Locate and copy all lines bearing the word "Rico".

===

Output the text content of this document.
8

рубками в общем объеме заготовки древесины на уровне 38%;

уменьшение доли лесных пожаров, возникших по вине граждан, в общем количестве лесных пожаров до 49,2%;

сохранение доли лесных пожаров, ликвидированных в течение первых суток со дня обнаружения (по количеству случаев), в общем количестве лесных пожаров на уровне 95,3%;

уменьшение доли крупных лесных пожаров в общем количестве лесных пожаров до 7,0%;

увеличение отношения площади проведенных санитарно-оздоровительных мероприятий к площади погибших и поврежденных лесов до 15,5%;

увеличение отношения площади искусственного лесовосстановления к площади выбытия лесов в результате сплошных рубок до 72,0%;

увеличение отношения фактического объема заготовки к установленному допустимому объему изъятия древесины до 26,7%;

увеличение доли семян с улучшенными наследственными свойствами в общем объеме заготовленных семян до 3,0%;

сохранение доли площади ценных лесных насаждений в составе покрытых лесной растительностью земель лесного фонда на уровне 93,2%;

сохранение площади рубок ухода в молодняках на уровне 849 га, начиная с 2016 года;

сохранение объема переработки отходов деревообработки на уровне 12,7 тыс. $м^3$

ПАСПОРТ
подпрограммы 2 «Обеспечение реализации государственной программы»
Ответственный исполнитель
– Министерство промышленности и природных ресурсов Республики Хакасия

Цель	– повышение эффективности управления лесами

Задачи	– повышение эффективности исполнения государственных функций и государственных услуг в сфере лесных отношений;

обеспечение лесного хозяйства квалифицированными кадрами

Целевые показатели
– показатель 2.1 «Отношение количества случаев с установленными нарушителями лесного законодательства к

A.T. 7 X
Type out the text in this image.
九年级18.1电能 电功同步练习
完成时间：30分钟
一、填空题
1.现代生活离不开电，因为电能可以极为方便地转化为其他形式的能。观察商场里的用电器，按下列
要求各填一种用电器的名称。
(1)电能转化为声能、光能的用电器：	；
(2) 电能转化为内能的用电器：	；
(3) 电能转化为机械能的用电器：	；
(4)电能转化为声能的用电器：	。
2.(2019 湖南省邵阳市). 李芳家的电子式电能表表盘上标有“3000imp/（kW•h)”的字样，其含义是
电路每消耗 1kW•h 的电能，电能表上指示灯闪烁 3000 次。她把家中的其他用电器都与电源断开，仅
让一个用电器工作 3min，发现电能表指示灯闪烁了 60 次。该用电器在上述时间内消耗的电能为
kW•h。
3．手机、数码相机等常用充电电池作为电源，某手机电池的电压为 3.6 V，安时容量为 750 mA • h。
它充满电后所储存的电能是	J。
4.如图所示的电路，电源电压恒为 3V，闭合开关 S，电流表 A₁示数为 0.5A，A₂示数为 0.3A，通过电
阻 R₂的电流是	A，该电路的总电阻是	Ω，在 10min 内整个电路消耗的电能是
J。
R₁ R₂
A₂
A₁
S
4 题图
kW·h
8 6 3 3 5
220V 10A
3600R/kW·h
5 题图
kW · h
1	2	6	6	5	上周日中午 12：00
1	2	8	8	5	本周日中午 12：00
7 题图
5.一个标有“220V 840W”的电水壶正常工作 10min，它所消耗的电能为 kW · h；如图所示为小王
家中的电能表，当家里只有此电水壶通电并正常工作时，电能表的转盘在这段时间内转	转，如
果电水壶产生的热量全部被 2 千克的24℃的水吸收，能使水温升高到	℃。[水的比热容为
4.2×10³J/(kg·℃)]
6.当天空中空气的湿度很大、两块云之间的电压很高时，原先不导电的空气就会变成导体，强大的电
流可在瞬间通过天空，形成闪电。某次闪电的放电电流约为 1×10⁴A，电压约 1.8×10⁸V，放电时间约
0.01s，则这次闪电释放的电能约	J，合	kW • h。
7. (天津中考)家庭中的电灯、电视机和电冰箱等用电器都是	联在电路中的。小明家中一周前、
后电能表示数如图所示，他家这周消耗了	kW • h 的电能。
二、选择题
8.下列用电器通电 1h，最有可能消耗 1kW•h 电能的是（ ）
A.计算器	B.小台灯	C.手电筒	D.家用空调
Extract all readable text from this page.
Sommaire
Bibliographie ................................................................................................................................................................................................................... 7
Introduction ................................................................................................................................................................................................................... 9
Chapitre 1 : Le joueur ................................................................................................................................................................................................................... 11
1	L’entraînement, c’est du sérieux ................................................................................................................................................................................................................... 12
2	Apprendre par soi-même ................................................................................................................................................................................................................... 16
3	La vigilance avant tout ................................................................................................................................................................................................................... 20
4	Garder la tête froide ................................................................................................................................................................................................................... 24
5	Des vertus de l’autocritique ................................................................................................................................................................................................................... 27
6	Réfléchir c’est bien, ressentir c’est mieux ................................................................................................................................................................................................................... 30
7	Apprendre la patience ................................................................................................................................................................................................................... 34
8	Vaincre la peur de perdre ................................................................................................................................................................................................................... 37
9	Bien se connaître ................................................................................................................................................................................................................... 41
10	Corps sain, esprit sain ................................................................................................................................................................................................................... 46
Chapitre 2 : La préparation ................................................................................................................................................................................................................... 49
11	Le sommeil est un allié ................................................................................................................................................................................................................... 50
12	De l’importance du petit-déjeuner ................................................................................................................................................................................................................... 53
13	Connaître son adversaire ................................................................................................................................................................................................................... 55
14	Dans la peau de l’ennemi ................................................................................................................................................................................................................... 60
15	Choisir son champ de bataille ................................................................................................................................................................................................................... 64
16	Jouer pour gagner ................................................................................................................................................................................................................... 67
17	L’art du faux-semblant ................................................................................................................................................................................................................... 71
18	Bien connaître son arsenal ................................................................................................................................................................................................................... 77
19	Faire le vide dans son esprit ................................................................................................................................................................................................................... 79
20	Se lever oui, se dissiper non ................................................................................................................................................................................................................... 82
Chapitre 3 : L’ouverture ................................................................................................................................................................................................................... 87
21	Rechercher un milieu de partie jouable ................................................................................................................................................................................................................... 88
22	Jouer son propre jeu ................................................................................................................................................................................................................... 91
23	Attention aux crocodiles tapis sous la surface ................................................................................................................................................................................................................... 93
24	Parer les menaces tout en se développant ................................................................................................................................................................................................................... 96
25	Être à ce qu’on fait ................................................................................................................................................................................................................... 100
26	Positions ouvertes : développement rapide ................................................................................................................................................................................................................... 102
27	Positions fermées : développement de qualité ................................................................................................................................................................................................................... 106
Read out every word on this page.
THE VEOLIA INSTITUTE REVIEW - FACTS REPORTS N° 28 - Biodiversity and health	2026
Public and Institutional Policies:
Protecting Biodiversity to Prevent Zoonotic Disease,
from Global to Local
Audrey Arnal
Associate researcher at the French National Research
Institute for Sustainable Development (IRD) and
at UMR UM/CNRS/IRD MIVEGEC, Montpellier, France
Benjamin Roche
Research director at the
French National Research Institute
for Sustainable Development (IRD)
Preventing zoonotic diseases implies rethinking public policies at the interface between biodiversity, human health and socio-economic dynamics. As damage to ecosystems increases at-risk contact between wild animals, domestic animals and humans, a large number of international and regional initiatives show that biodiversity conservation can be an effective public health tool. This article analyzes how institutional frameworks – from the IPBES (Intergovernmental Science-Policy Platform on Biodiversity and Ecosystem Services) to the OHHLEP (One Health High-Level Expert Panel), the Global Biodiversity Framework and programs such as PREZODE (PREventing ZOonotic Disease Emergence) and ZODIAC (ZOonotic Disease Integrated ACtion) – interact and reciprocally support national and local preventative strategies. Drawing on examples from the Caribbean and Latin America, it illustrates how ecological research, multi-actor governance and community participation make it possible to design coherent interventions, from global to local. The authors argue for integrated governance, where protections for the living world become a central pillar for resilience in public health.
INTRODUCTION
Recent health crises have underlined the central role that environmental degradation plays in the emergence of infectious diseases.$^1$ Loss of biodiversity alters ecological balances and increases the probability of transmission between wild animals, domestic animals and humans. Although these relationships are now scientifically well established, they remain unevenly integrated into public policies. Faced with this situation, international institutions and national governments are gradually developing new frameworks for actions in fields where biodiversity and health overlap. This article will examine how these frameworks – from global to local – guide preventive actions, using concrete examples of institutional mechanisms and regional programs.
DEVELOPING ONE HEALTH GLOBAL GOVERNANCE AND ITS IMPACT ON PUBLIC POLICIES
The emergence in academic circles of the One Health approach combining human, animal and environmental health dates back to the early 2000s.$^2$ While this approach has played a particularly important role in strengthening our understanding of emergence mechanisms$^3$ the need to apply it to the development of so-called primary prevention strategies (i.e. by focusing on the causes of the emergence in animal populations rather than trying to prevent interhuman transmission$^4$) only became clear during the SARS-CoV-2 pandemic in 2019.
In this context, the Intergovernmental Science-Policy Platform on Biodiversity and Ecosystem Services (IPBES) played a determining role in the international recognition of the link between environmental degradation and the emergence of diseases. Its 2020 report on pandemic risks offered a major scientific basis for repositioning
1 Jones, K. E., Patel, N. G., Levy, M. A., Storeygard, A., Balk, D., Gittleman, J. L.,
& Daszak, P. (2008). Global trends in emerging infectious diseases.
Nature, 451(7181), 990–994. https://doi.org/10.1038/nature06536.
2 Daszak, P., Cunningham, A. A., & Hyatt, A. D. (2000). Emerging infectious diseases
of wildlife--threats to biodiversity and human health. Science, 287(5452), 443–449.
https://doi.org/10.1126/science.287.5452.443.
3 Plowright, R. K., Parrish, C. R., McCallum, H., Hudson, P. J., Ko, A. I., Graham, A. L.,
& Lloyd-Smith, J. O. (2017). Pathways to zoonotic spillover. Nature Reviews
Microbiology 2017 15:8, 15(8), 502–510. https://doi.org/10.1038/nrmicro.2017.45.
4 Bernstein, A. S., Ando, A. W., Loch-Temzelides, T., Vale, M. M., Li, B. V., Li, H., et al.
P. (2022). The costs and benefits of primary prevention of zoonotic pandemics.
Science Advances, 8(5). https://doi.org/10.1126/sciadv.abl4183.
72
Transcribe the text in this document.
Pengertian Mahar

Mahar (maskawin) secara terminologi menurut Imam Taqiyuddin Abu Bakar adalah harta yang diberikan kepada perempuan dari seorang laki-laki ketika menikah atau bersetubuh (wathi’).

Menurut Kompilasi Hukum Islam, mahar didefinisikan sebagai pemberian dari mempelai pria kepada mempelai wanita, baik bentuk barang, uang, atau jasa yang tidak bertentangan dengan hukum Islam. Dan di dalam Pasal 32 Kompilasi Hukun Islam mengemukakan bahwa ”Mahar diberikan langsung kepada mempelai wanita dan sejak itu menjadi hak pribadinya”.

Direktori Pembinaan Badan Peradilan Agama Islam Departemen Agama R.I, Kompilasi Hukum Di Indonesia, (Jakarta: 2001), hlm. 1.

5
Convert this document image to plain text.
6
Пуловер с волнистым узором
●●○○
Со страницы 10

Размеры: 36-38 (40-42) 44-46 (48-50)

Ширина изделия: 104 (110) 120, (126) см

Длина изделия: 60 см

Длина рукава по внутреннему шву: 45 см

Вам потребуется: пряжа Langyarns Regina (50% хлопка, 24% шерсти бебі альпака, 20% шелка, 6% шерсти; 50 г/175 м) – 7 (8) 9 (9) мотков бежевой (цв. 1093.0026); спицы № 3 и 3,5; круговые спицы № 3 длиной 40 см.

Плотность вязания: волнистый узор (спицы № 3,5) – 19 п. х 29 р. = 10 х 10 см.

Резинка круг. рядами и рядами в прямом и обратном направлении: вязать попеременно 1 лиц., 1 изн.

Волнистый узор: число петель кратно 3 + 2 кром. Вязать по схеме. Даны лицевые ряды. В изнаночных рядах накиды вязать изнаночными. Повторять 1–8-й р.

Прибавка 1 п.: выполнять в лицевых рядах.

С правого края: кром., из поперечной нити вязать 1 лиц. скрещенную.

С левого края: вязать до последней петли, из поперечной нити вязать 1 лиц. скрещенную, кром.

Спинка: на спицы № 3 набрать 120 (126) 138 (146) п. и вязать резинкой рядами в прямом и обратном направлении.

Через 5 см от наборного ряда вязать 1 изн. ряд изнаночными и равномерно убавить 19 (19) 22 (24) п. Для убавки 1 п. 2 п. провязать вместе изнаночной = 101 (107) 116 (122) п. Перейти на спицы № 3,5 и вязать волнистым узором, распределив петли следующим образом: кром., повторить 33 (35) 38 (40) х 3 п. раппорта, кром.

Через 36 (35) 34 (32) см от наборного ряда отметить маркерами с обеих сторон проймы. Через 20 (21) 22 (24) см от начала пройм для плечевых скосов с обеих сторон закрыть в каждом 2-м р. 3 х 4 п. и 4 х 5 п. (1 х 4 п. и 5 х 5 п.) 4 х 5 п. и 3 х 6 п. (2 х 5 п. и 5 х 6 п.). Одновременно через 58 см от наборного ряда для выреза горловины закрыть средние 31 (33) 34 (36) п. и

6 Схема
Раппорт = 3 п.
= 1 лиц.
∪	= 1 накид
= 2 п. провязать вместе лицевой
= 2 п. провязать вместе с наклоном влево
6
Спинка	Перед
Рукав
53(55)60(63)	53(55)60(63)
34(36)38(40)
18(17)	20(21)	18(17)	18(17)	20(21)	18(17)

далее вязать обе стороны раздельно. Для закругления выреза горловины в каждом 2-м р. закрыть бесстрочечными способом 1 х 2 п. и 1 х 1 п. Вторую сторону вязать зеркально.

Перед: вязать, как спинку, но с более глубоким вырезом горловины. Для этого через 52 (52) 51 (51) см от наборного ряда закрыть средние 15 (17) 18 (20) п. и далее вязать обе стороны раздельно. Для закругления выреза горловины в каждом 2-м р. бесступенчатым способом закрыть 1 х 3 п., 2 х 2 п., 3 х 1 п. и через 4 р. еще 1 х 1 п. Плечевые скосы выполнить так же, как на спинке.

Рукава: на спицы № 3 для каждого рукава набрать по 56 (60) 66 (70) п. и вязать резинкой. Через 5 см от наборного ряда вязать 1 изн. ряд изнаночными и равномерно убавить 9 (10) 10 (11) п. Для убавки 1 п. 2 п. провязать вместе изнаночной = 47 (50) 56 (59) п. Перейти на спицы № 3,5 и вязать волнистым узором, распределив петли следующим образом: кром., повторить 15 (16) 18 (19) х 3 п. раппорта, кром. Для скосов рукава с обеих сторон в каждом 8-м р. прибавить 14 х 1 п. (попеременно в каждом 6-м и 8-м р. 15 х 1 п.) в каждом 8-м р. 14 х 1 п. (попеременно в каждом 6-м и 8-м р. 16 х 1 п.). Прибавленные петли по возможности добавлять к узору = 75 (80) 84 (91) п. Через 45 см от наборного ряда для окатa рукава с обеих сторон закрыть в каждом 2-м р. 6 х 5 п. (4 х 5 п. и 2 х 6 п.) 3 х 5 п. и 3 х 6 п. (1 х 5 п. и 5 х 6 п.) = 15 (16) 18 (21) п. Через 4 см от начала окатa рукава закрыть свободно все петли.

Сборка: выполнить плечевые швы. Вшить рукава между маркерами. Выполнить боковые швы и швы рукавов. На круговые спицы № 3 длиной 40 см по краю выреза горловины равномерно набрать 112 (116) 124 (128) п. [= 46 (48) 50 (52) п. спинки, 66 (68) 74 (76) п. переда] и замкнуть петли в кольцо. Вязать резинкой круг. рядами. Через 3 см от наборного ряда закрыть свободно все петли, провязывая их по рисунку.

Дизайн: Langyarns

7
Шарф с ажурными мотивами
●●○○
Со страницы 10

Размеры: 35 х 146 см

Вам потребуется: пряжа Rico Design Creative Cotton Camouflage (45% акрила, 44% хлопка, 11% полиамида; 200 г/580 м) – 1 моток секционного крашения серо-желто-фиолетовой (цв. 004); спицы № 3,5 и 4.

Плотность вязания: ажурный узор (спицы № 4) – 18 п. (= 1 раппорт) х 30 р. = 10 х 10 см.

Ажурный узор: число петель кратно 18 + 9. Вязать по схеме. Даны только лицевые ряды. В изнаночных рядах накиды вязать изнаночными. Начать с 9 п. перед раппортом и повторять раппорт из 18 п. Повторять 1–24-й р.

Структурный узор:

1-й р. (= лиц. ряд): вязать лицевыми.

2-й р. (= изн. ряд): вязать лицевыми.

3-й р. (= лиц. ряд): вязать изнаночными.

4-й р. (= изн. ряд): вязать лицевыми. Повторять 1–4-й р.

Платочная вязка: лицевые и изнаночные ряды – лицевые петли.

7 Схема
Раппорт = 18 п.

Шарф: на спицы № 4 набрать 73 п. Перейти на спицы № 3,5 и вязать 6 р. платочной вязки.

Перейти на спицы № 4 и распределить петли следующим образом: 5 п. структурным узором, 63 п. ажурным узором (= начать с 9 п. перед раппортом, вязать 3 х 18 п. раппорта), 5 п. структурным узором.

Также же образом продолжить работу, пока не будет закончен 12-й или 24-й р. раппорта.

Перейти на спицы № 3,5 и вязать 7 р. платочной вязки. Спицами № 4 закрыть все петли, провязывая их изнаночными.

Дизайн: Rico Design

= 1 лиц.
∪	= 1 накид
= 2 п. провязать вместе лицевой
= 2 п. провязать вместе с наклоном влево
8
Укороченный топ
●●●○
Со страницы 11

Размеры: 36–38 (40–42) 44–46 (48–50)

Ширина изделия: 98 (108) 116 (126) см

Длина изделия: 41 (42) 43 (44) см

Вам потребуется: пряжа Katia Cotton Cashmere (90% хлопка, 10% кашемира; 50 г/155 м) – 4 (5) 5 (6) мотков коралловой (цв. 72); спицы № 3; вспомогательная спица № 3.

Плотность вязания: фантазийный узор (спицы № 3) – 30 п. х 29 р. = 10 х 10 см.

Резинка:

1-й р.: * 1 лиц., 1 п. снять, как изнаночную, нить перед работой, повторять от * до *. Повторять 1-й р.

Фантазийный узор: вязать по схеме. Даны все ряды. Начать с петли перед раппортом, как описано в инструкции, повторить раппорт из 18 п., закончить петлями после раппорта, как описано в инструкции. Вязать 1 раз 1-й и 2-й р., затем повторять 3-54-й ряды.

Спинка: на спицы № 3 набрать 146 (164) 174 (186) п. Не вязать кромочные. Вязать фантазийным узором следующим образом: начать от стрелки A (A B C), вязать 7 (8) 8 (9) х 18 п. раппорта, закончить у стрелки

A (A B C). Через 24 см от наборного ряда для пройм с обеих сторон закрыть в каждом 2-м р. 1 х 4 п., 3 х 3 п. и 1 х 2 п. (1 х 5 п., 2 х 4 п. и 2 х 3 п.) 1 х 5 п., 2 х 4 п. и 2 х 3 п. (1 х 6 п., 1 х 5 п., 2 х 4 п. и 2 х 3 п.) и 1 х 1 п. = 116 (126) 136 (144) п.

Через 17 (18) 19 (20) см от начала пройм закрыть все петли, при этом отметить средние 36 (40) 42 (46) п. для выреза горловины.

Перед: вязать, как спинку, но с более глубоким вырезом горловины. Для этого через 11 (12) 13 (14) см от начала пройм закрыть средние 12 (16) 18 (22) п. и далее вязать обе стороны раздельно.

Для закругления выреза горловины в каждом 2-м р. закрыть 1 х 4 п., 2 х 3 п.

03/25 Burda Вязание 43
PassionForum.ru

===

** COMPLETE RESPONSE **
Вам потребуется: пряжа Rico Design Creative Cotton Camouflage (45% акрила, 44% хлопка, 11% полиамида; 200 г/580 м) – 1 моток секционного крашения серо-желто-фиолетовой (цв. 004); спицы № 3,5 и 4.
Дизайн: Rico Design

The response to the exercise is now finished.